SEITENAUSZUG »

=-=-=-=-=

Die Wirtschaft entdeckt LoRaWAN

Die IHK Berlin hat 10 Thesen für eine zukunftsorientierte Berliner IoT-Infrastruktur veröffentlicht. Als Teil der Modernisierung der Stadt fordert man darin ein flächendeckendes LoRaWAN-Netz, das IoT in größerem Maßstab ermöglicht.

Es freut uns, dass die Wirtschaft die Vorteile dieser Technologie erkannt hat. Ob privates oder offenes Netz: Man kann sich dort Connectivity verschaffen, wo man sie benötigt, statt abzuwarten, ob ein Telekommunikationsunternehmen bereit ist, eine Mobilfunkstation so aufzustellen, dass Schmalband-Funk auch in Kellern und Industrieanlagen funktioniert. Ein Beispiel für Funkanbindung an schwierigen Orten ist die Fernheizungssteuerung durch Funk im Keller eines Berliner Unternehmens, die unser Report „IoT in der Praxis“ vorgestellt hat.

=-=-=-=-=

In einem Datensatz aufgeführte Einträge:
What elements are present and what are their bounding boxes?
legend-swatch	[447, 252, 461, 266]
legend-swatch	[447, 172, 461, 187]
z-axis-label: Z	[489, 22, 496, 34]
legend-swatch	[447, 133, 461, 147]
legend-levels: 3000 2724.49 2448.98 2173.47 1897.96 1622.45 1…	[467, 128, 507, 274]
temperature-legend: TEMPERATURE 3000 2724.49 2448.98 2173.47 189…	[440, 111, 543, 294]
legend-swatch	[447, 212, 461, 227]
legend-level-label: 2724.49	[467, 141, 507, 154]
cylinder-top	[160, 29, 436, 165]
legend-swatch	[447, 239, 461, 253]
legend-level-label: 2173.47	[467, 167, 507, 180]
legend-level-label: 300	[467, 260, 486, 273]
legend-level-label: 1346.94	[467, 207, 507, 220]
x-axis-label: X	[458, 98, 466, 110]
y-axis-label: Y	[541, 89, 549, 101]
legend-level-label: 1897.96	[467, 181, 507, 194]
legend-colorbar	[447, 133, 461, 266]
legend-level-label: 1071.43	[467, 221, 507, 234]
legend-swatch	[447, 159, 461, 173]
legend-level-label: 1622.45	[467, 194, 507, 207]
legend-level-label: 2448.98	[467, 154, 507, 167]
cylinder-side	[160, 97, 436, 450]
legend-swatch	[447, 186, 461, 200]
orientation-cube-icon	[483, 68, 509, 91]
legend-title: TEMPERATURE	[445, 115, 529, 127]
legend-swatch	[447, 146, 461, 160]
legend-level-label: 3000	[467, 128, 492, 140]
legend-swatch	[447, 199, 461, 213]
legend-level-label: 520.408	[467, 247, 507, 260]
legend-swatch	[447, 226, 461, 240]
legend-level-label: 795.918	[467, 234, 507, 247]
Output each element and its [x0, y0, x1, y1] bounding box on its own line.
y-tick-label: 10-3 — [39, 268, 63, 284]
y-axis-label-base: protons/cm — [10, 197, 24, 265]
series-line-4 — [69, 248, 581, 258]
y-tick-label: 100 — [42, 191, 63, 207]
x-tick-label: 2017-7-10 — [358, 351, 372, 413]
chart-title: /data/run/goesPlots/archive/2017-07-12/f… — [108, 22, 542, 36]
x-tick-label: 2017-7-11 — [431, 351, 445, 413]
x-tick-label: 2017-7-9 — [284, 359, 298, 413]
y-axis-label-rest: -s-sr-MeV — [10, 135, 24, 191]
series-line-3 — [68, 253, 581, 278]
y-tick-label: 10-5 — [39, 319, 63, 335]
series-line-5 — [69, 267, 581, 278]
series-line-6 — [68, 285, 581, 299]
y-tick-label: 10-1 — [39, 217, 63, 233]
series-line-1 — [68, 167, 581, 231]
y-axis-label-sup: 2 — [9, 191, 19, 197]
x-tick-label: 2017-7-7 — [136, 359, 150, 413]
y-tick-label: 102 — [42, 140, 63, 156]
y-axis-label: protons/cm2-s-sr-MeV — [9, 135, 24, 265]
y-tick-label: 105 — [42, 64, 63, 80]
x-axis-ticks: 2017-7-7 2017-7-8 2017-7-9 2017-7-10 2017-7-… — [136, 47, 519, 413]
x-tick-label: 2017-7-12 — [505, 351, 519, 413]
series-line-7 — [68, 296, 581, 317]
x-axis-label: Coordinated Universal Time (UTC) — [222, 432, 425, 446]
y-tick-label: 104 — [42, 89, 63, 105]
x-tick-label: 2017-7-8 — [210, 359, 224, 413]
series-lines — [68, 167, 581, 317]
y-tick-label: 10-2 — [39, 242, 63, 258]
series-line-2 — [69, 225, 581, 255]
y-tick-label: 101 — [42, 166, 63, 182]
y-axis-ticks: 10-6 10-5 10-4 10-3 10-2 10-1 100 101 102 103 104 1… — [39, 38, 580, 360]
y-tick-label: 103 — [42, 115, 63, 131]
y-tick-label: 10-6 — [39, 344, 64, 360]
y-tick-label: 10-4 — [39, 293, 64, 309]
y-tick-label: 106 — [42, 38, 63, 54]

=-=-=-=-=

AUFGABEN »
1) Schreiben Sie aus dem Text über LoRaWAN alles von „Die IHK Berlin“ bis hinunter zu „größerem Maßstab ermöglicht.“ wortgetreu ab.
2) Prüfen Sie, ob die folgenden Aussagen mit dem Text über LoRaWAN übereinstimmen, und antworten Sie jeweils mit Ja oder Nein sowie den entscheidenden Worten des Textes als wörtliches Zitat.
(a) Die IHK Berlin hat 10 Thesen zur Berliner IoT-Infrastruktur veröffentlicht.
(b) Die IHK Berlin fordert ein LoRaWAN-Netz nur für einzelne Stadtteile.
(c) Die Fernheizungssteuerung durch Funk im Keller eines Berliner Unternehmens wurde im Report „IoT in der Praxis“ vorgestellt.
3) Führen Sie den Text über LoRaWAN im Anschluss an seinen letzten Satz weiter.
Die Einträge werden für die Aufgaben nicht gebraucht.

ERWARTETE LÖSUNGEN »
1)
Die IHK Berlin hat 10 Thesen für eine zukunftsorientierte Berliner IoT-Infrastruktur veröffentlicht. Als Teil der Modernisierung der Stadt fordert man darin ein flächendeckendes LoRaWAN-Netz, das IoT in größerem Maßstab ermöglicht.

2)
(a) Ja: „Die IHK Berlin hat 10 Thesen für eine zukunftsorientierte Berliner IoT-Infrastruktur veröffentlicht.“
(b) Nein: „fordert man darin ein flächendeckendes LoRaWAN-Netz“
(c) Ja: „die unser Report „IoT in der Praxis“ vorgestellt hat“

3)
Unternehmen und Bürgern, die LoRAWAN zur Gewinnung erster Erfahrung nutzen wollen, empfehle ich immer noch die Nutzung des offenen Netzes von The Things Network. Mit etwas Glück gibt es in Berlin schon Connectivity vom Nachbarn. Falls nicht, kostet ein Gateway, das man einfach in die vorhandene Internet-Dose steckt, ab 80,- €. Und da man niemanden um Erlaubnis bitten muss, ist das schnell zu realisieren. Private Daten sind übrigens auch in einem offenen Netz privat.

Das nimmt nichts davon weg, dass die Erkenntnis der Kammer völlig richtig ist, dass öffentliche Unternehmen durch ein solches Netz mit geringem Aufwand Mehrwert für die Bürger*innen schaffen könnten, wenn Berlin das will. Etliche bewegen sich – hoffentlich deshalb -  ja auch schon geraume Zeit in der Berliner LoRaWAN-Community.